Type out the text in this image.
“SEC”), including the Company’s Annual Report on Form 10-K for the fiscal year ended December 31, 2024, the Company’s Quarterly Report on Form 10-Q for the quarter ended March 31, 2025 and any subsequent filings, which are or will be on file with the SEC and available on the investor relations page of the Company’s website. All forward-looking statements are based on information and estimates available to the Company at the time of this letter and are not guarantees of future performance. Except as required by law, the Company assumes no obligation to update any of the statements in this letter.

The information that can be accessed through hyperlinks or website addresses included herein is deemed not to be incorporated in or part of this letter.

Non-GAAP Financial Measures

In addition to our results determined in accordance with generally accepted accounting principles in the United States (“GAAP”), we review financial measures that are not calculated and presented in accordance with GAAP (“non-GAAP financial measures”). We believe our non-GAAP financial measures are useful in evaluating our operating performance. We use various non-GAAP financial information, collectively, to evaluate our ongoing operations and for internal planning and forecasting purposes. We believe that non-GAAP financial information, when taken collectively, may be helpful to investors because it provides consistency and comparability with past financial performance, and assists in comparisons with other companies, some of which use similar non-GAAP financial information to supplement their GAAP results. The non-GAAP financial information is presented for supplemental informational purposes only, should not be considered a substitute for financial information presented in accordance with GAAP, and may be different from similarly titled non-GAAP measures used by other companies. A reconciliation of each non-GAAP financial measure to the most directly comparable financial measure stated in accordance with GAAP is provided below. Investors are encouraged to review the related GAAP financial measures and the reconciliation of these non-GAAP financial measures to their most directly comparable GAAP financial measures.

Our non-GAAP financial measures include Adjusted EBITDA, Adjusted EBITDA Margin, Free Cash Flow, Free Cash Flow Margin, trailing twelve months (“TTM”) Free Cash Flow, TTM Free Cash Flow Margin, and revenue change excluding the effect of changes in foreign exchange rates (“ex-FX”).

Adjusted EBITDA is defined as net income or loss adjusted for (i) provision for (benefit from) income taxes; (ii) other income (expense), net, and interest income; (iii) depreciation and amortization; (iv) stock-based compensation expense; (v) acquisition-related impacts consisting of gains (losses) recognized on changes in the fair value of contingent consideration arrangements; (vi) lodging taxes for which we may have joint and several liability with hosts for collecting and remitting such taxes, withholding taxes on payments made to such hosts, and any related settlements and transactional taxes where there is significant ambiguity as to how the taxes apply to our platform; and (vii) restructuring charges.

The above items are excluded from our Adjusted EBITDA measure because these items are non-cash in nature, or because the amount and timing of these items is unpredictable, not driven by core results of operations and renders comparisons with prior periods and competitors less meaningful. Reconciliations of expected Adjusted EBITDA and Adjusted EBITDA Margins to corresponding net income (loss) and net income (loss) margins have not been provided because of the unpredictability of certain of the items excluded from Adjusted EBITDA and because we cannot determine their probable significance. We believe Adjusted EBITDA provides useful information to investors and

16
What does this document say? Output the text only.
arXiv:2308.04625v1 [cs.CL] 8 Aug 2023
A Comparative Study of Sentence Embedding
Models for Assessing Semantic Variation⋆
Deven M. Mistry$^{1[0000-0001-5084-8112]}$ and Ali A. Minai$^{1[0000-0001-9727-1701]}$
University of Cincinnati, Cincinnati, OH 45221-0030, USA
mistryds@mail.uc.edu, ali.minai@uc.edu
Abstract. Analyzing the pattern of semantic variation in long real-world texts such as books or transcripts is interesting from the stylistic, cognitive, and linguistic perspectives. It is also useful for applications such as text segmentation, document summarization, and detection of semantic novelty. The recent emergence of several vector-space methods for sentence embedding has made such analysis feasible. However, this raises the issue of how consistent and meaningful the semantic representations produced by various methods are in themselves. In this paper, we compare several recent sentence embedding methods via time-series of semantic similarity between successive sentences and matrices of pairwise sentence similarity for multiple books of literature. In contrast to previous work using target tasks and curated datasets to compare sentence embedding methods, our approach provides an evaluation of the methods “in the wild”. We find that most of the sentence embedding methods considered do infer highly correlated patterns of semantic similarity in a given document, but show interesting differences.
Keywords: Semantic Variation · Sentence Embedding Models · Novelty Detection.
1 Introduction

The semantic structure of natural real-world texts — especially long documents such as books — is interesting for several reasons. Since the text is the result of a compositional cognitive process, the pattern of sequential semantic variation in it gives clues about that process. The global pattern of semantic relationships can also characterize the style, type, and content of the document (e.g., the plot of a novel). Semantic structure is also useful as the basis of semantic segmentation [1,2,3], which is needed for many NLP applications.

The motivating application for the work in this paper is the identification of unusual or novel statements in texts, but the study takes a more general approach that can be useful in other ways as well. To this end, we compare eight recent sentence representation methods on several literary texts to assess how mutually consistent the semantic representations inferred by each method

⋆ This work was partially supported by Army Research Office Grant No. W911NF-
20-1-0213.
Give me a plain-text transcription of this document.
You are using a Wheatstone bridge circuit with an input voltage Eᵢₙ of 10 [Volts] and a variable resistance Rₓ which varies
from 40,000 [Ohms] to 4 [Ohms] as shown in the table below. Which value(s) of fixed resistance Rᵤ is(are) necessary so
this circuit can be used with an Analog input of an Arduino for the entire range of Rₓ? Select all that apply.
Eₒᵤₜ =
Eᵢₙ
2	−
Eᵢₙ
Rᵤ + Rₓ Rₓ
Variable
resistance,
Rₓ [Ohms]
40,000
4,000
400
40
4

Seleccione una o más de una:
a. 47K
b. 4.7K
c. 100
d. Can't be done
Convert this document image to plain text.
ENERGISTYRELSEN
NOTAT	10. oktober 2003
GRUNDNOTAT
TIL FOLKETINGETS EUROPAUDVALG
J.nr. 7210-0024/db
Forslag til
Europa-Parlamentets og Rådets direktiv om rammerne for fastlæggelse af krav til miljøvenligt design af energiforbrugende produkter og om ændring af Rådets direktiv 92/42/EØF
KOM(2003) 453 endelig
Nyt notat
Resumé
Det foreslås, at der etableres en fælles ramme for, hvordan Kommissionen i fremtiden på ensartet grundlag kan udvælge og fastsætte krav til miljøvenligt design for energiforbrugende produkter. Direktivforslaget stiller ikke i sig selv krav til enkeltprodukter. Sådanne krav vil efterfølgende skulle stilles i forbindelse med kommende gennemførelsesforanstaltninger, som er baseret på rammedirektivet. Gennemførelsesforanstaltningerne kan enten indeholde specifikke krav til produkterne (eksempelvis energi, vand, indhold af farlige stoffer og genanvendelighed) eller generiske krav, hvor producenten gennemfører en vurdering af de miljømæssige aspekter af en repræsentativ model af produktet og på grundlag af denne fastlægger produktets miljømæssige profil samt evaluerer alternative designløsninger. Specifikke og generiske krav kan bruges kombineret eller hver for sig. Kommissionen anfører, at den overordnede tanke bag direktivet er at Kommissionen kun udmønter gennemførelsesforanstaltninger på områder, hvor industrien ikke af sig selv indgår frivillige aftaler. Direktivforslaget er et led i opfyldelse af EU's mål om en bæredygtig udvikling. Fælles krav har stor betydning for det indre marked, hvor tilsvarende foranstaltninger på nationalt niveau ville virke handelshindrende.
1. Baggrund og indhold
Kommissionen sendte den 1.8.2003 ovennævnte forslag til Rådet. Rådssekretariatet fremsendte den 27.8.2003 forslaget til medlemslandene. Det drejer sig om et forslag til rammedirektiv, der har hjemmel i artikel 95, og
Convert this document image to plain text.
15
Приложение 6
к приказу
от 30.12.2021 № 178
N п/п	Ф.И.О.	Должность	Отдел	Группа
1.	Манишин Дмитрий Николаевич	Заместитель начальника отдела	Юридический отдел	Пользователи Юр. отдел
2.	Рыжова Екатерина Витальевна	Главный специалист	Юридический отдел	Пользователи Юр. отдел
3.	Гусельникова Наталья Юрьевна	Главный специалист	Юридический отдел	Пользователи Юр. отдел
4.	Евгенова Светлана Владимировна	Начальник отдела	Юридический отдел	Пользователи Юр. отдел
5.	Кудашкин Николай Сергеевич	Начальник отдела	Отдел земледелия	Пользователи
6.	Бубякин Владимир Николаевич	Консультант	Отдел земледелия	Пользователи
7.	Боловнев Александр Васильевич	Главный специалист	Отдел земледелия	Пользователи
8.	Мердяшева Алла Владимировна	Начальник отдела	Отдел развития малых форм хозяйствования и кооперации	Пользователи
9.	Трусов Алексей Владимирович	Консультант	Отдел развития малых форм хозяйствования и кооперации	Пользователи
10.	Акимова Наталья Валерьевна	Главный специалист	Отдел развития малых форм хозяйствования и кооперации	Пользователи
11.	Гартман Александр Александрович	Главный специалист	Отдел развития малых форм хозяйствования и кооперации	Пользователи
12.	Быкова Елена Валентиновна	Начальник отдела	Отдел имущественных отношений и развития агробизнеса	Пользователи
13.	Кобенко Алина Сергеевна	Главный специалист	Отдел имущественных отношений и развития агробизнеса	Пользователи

Problem requirements -> Gather from the entries above all lines that include the string "хозяйствования".

Task answer ->
8.	Мердяшева Алла Владимировна	Начальник отдела	Отдел развития малых форм хозяйствования и кооперации	Пользователи
9.	Трусов Алексей Владимирович	Консультант	Отдел развития малых форм хозяйствования и кооперации	Пользователи
10.	Акимова Наталья Валерьевна	Главный специалист	Отдел развития малых форм хозяйствования и кооперации	Пользователи
11.	Гартман Александр Александрович	Главный специалист	Отдел развития малых форм хозяйствования и кооперации	Пользователи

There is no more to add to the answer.